▶ STATED TASK
Write the data out again, exactly as given.

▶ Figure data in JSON
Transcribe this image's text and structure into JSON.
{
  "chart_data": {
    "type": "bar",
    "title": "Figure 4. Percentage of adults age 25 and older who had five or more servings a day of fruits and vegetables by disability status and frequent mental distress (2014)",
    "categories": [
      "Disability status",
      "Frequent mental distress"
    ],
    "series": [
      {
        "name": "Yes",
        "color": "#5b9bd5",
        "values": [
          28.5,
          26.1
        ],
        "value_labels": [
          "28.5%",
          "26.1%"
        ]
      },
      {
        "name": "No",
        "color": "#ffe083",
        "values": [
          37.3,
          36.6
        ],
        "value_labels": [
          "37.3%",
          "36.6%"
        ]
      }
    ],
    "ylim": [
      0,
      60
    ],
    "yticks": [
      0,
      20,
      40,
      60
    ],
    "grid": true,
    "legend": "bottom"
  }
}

▶ EXERCISE ANSWER
Transcribe this image's text and structure into JSON.
{
  "chart_data": {
    "type": "bar",
    "title": "Figure 4. Percentage of adults age 25 and older who had five or more servings a day of fruits and vegetables by disability status and frequent mental distress (2014)",
    "categories": [
      "Disability status",
      "Frequent mental distress"
    ],
    "series": [
      {
        "name": "Yes",
        "color": "#5b9bd5",
        "values": [
          28.5,
          26.1
        ],
        "value_labels": [
          "28.5%",
          "26.1%"
        ]
      },
      {
        "name": "No",
        "color": "#ffe083",
        "values": [
          37.3,
          36.6
        ],
        "value_labels": [
          "37.3%",
          "36.6%"
        ]
      }
    ],
    "ylim": [
      0,
      60
    ],
    "yticks": [
      0,
      20,
      40,
      60
    ],
    "grid": true,
    "legend": "bottom"
  }
}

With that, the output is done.